Aim. Look through the data below and say how many of its lines contain "forward", adding nothing else.
═══ Provided records ═══
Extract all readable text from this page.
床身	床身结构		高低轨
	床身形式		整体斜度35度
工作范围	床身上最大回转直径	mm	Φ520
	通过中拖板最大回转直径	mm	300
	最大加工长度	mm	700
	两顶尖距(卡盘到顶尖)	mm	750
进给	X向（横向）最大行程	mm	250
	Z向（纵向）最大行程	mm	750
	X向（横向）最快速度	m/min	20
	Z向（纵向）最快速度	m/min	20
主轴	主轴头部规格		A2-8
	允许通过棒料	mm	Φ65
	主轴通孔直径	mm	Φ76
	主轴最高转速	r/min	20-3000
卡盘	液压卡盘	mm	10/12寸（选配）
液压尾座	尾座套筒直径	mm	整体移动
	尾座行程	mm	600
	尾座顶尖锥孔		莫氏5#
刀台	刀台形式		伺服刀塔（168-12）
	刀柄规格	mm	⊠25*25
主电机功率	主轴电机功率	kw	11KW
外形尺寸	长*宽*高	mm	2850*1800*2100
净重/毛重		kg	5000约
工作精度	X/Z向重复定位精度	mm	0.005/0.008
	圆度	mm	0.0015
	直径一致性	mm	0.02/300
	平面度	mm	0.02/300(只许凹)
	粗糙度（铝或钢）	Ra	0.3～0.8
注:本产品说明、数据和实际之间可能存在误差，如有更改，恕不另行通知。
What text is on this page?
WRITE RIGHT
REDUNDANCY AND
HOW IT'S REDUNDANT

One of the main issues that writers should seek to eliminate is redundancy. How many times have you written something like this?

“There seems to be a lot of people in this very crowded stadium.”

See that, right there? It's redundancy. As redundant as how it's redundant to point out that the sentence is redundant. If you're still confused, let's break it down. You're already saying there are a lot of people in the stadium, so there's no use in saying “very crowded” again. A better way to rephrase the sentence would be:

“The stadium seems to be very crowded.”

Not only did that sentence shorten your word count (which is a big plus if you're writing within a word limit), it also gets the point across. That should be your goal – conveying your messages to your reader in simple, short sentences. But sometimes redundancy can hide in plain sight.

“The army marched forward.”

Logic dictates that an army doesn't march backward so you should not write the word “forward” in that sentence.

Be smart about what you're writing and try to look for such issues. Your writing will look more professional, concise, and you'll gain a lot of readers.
═══
Output for this exercise. 2